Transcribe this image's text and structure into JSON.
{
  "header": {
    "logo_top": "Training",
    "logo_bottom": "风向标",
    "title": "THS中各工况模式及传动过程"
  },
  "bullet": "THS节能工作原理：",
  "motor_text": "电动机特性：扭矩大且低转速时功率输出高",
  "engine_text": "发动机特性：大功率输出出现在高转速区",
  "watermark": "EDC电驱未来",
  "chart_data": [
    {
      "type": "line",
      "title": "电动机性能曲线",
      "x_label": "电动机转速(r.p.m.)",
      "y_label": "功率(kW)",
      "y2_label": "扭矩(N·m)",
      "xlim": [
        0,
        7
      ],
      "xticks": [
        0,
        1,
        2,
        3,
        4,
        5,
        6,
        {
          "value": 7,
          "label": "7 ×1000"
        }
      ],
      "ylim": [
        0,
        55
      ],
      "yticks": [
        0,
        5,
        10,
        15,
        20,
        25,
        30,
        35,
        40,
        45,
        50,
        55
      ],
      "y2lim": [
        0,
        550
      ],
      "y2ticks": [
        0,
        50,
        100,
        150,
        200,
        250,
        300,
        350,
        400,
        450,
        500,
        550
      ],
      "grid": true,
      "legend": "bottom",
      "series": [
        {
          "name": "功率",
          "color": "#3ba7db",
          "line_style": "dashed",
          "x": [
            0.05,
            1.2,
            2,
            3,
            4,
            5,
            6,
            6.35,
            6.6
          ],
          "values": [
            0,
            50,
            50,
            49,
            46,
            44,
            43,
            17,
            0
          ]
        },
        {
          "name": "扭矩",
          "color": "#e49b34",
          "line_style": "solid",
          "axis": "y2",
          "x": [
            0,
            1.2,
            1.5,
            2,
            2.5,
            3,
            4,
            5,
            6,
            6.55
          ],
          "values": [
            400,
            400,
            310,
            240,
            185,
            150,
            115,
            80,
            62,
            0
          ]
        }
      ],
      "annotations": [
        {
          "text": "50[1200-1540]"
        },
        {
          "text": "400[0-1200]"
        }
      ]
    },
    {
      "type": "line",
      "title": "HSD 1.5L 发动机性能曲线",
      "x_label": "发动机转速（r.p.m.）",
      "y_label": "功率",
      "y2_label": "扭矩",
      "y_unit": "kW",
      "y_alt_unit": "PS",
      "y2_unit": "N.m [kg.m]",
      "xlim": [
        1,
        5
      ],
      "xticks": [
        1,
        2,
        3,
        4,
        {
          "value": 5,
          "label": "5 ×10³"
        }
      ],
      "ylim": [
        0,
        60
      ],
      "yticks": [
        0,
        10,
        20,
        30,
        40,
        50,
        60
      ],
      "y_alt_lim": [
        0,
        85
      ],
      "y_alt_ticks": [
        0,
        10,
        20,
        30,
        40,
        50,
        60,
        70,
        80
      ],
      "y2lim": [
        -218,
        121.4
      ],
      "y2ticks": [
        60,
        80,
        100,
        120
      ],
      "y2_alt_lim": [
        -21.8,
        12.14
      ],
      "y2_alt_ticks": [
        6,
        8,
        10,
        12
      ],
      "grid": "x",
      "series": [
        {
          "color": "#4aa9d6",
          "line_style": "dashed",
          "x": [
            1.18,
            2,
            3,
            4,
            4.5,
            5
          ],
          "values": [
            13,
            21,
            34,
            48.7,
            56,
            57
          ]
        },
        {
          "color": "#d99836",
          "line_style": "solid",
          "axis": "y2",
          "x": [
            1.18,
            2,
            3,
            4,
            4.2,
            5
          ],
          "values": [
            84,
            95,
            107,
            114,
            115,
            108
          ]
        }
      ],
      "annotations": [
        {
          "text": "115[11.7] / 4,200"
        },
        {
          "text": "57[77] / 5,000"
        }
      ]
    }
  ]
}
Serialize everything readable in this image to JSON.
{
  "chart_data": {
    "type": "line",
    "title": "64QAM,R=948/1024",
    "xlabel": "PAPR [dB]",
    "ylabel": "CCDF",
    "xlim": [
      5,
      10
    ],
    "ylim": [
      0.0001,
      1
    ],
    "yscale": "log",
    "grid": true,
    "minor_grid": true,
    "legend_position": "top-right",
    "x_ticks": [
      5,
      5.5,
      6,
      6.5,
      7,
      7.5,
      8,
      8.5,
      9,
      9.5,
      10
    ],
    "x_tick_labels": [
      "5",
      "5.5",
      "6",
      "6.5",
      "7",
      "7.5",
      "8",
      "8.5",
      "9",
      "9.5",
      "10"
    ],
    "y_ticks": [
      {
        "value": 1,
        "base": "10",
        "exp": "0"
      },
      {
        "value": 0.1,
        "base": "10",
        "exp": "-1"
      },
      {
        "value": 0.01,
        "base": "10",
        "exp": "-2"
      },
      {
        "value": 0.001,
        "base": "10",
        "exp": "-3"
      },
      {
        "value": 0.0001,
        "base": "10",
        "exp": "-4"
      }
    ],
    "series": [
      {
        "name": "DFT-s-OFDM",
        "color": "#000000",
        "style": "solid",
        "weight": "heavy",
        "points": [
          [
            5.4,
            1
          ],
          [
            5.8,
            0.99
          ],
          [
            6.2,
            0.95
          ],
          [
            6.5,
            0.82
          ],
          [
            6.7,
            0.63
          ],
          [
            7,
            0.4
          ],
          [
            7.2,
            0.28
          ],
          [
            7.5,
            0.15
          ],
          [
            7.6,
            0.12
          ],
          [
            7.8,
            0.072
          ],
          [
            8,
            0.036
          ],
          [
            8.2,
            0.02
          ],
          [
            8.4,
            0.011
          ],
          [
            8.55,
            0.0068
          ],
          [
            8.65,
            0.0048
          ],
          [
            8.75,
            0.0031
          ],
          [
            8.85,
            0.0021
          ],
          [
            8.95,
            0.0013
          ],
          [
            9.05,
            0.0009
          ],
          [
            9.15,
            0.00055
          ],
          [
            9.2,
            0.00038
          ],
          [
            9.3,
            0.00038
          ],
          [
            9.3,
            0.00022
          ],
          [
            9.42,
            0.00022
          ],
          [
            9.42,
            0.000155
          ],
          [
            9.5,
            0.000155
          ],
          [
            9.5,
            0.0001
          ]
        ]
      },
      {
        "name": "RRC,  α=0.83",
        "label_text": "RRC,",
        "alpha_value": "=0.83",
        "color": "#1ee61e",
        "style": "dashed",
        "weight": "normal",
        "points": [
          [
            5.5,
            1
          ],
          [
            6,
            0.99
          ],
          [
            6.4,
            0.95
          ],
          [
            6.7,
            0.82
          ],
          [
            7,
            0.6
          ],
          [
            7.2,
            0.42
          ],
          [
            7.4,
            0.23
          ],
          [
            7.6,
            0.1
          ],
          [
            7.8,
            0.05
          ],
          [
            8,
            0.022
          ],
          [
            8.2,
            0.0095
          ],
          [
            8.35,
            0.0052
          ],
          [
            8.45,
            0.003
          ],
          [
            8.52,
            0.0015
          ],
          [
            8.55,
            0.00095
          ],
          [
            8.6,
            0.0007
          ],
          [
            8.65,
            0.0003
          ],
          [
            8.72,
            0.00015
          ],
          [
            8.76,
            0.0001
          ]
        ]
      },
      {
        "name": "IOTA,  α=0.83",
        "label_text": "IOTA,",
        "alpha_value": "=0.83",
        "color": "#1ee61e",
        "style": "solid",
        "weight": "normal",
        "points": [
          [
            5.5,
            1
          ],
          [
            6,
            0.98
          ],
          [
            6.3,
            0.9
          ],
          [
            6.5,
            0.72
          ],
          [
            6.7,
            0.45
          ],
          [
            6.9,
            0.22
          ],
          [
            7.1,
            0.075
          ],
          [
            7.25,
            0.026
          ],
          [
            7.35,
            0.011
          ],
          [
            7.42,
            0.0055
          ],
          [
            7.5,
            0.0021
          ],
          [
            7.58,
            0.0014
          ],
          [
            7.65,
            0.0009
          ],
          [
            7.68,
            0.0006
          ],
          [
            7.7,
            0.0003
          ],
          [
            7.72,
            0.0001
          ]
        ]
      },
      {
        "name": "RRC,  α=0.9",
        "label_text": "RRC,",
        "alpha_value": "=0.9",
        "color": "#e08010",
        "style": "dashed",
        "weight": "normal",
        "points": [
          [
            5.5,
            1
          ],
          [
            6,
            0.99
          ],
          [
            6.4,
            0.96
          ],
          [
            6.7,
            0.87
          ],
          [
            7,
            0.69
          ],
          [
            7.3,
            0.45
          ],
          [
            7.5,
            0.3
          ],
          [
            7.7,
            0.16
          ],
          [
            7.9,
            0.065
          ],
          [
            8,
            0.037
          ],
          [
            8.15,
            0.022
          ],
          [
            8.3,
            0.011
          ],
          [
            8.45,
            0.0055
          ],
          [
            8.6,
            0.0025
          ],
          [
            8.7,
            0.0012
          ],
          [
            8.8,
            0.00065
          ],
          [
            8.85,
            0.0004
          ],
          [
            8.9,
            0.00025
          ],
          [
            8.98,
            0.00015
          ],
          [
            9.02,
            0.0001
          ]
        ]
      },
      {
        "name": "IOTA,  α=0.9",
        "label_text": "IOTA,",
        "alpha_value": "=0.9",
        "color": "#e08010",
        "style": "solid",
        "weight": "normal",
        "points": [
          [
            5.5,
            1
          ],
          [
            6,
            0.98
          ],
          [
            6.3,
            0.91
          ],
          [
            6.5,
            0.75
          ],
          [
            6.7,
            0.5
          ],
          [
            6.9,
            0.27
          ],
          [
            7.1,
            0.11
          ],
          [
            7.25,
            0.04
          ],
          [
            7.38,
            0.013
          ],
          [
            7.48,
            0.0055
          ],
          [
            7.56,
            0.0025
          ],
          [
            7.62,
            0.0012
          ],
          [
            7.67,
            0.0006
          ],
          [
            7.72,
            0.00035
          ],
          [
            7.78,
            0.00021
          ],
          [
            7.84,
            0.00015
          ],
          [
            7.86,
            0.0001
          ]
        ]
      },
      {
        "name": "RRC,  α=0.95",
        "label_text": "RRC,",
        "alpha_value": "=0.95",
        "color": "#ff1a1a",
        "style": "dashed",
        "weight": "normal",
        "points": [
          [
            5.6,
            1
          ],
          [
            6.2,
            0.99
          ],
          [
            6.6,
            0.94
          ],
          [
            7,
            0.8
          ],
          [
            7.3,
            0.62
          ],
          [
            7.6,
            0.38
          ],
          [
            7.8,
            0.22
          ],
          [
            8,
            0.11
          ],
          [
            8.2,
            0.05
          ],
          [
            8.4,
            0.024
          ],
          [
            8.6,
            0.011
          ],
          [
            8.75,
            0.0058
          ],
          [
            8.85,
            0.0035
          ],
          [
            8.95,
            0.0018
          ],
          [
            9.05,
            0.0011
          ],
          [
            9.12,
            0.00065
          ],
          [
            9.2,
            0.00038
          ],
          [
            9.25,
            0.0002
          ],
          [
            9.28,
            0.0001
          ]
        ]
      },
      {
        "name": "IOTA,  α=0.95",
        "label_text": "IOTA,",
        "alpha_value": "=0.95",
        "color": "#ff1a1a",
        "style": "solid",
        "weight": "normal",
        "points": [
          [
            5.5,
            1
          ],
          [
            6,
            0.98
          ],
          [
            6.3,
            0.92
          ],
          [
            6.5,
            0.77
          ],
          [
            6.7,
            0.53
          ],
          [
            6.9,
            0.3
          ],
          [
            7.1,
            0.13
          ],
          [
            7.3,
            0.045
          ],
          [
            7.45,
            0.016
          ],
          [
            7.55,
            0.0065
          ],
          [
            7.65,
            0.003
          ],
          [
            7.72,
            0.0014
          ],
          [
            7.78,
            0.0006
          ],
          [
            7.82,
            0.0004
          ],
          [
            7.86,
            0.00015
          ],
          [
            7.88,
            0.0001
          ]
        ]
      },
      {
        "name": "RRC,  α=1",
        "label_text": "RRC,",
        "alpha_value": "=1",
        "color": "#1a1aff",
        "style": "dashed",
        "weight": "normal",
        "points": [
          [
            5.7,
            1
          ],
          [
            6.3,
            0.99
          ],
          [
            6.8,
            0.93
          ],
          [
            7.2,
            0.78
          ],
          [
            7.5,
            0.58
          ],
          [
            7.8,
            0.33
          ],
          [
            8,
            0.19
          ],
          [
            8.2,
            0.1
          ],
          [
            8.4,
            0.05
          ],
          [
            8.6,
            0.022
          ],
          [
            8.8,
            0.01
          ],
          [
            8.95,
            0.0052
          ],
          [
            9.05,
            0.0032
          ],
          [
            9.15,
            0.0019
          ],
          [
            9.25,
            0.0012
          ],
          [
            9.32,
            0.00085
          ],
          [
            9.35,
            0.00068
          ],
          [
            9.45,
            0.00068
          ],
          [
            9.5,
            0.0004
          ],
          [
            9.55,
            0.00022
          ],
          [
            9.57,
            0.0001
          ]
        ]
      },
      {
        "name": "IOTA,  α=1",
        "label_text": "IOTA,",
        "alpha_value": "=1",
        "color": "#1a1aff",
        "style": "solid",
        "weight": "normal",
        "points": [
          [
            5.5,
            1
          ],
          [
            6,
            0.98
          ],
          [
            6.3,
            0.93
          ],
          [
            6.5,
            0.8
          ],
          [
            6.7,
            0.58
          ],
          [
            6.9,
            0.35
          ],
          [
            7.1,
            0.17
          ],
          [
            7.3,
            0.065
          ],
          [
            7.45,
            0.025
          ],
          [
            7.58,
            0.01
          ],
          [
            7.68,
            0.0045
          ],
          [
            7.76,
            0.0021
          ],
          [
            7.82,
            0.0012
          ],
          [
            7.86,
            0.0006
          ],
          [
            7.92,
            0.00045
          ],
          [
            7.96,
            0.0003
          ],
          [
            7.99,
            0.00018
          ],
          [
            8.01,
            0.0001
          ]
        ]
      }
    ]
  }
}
= = = = = = =
→ What needs to be done
Find every line of the data that holds the string "JSON", then say how many there are and nothing else.

→ Written response
2